Retype the listing that follows, word for word.

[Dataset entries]
+ + + +

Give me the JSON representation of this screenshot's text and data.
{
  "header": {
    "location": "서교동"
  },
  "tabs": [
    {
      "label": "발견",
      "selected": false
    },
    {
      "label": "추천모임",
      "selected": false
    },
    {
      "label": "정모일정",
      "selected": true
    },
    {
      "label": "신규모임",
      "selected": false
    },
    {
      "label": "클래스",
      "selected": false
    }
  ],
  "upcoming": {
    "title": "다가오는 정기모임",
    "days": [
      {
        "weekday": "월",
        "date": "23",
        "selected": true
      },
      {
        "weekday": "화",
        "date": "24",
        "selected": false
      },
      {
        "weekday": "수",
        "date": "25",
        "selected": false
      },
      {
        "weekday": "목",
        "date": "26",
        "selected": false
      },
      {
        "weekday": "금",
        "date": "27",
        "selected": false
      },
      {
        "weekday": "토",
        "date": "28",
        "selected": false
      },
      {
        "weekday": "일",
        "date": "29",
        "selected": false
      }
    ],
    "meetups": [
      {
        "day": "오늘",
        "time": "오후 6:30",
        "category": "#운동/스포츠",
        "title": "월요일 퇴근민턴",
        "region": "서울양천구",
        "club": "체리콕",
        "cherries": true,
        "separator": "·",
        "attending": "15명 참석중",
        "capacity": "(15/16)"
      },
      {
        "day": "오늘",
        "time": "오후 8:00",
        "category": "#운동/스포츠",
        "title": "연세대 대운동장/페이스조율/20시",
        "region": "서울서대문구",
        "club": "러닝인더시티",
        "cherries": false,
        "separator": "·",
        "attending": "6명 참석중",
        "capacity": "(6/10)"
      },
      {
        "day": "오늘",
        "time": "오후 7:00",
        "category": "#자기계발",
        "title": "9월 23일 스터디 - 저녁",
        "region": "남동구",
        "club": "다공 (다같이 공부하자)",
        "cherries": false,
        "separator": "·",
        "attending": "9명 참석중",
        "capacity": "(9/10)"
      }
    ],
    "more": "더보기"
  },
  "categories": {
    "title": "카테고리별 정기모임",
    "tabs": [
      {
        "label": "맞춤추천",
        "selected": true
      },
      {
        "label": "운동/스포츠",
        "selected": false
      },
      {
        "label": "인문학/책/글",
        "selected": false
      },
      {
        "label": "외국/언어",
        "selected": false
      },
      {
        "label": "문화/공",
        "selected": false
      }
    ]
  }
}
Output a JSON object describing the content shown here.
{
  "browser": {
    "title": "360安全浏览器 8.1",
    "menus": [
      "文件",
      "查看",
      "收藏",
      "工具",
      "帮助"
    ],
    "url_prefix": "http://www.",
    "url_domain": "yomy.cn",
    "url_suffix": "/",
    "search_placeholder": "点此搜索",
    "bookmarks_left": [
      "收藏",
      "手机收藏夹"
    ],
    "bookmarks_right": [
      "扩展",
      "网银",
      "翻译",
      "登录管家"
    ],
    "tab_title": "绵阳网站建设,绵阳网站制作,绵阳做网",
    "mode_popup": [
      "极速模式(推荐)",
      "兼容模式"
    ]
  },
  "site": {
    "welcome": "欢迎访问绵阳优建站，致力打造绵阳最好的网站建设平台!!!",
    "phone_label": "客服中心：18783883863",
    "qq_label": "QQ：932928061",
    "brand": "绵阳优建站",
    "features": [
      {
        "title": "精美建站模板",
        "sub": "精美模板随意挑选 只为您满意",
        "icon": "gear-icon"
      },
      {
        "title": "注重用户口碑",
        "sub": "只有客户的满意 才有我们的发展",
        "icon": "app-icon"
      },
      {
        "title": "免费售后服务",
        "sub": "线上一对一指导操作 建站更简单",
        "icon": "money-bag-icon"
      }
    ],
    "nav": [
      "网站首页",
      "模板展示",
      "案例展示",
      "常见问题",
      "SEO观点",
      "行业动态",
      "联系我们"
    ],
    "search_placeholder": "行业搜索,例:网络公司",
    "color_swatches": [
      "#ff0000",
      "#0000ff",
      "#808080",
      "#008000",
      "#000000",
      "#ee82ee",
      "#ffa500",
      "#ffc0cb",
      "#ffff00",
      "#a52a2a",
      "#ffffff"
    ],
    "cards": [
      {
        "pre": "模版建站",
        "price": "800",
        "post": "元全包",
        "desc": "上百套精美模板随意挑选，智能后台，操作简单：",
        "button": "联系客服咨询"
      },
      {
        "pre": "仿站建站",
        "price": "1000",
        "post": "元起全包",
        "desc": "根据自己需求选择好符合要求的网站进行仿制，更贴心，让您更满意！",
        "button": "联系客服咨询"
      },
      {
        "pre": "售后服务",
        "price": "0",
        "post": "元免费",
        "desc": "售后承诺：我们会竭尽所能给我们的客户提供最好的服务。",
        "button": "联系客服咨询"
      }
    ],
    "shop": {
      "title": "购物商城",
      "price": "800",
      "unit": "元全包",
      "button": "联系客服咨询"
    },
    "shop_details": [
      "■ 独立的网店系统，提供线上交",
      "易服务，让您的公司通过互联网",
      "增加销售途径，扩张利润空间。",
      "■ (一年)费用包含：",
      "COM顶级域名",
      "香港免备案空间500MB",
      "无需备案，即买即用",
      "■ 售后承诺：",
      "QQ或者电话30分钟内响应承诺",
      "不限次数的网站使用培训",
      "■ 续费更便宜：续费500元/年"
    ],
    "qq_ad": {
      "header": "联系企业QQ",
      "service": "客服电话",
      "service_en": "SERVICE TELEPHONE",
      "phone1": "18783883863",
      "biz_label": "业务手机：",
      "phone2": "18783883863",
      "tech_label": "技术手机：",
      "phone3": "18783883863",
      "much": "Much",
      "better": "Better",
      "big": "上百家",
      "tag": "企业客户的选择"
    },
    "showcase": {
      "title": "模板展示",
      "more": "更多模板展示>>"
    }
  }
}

+ + + +

• [RESPONSE]:
Give me the JSON representation of this screenshot's text and data.
{
  "header": {
    "location": "서교동"
  },
  "tabs": [
    {
      "label": "발견",
      "selected": false
    },
    {
      "label": "추천모임",
      "selected": false
    },
    {
      "label": "정모일정",
      "selected": true
    },
    {
      "label": "신규모임",
      "selected": false
    },
    {
      "label": "클래스",
      "selected": false
    }
  ],
  "upcoming": {
    "title": "다가오는 정기모임",
    "days": [
      {
        "weekday": "월",
        "date": "23",
        "selected": true
      },
      {
        "weekday": "화",
        "date": "24",
        "selected": false
      },
      {
        "weekday": "수",
        "date": "25",
        "selected": false
      },
      {
        "weekday": "목",
        "date": "26",
        "selected": false
      },
      {
        "weekday": "금",
        "date": "27",
        "selected": false
      },
      {
        "weekday": "토",
        "date": "28",
        "selected": false
      },
      {
        "weekday": "일",
        "date": "29",
        "selected": false
      }
    ],
    "meetups": [
      {
        "day": "오늘",
        "time": "오후 6:30",
        "category": "#운동/스포츠",
        "title": "월요일 퇴근민턴",
        "region": "서울양천구",
        "club": "체리콕",
        "cherries": true,
        "separator": "·",
        "attending": "15명 참석중",
        "capacity": "(15/16)"
      },
      {
        "day": "오늘",
        "time": "오후 8:00",
        "category": "#운동/스포츠",
        "title": "연세대 대운동장/페이스조율/20시",
        "region": "서울서대문구",
        "club": "러닝인더시티",
        "cherries": false,
        "separator": "·",
        "attending": "6명 참석중",
        "capacity": "(6/10)"
      },
      {
        "day": "오늘",
        "time": "오후 7:00",
        "category": "#자기계발",
        "title": "9월 23일 스터디 - 저녁",
        "region": "남동구",
        "club": "다공 (다같이 공부하자)",
        "cherries": false,
        "separator": "·",
        "attending": "9명 참석중",
        "capacity": "(9/10)"
      }
    ],
    "more": "더보기"
  },
  "categories": {
    "title": "카테고리별 정기모임",
    "tabs": [
      {
        "label": "맞춤추천",
        "selected": true
      },
      {
        "label": "운동/스포츠",
        "selected": false
      },
      {
        "label": "인문학/책/글",
        "selected": false
      },
      {
        "label": "외국/언어",
        "selected": false
      },
      {
        "label": "문화/공",
        "selected": false
      }
    ]
  }
}
Output a JSON object describing the content shown here.
{
  "browser": {
    "title": "360安全浏览器 8.1",
    "menus": [
      "文件",
      "查看",
      "收藏",
      "工具",
      "帮助"
    ],
    "url_prefix": "http://www.",
    "url_domain": "yomy.cn",
    "url_suffix": "/",
    "search_placeholder": "点此搜索",
    "bookmarks_left": [
      "收藏",
      "手机收藏夹"
    ],
    "bookmarks_right": [
      "扩展",
      "网银",
      "翻译",
      "登录管家"
    ],
    "tab_title": "绵阳网站建设,绵阳网站制作,绵阳做网",
    "mode_popup": [
      "极速模式(推荐)",
      "兼容模式"
    ]
  },
  "site": {
    "welcome": "欢迎访问绵阳优建站，致力打造绵阳最好的网站建设平台!!!",
    "phone_label": "客服中心：18783883863",
    "qq_label": "QQ：932928061",
    "brand": "绵阳优建站",
    "features": [
      {
        "title": "精美建站模板",
        "sub": "精美模板随意挑选 只为您满意",
        "icon": "gear-icon"
      },
      {
        "title": "注重用户口碑",
        "sub": "只有客户的满意 才有我们的发展",
        "icon": "app-icon"
      },
      {
        "title": "免费售后服务",
        "sub": "线上一对一指导操作 建站更简单",
        "icon": "money-bag-icon"
      }
    ],
    "nav": [
      "网站首页",
      "模板展示",
      "案例展示",
      "常见问题",
      "SEO观点",
      "行业动态",
      "联系我们"
    ],
    "search_placeholder": "行业搜索,例:网络公司",
    "color_swatches": [
      "#ff0000",
      "#0000ff",
      "#808080",
      "#008000",
      "#000000",
      "#ee82ee",
      "#ffa500",
      "#ffc0cb",
      "#ffff00",
      "#a52a2a",
      "#ffffff"
    ],
    "cards": [
      {
        "pre": "模版建站",
        "price": "800",
        "post": "元全包",
        "desc": "上百套精美模板随意挑选，智能后台，操作简单：",
        "button": "联系客服咨询"
      },
      {
        "pre": "仿站建站",
        "price": "1000",
        "post": "元起全包",
        "desc": "根据自己需求选择好符合要求的网站进行仿制，更贴心，让您更满意！",
        "button": "联系客服咨询"
      },
      {
        "pre": "售后服务",
        "price": "0",
        "post": "元免费",
        "desc": "售后承诺：我们会竭尽所能给我们的客户提供最好的服务。",
        "button": "联系客服咨询"
      }
    ],
    "shop": {
      "title": "购物商城",
      "price": "800",
      "unit": "元全包",
      "button": "联系客服咨询"
    },
    "shop_details": [
      "■ 独立的网店系统，提供线上交",
      "易服务，让您的公司通过互联网",
      "增加销售途径，扩张利润空间。",
      "■ (一年)费用包含：",
      "COM顶级域名",
      "香港免备案空间500MB",
      "无需备案，即买即用",
      "■ 售后承诺：",
      "QQ或者电话30分钟内响应承诺",
      "不限次数的网站使用培训",
      "■ 续费更便宜：续费500元/年"
    ],
    "qq_ad": {
      "header": "联系企业QQ",
      "service": "客服电话",
      "service_en": "SERVICE TELEPHONE",
      "phone1": "18783883863",
      "biz_label": "业务手机：",
      "phone2": "18783883863",
      "tech_label": "技术手机：",
      "phone3": "18783883863",
      "much": "Much",
      "better": "Better",
      "big": "上百家",
      "tag": "企业客户的选择"
    },
    "showcase": {
      "title": "模板展示",
      "more": "更多模板展示>>"
    }
  }
}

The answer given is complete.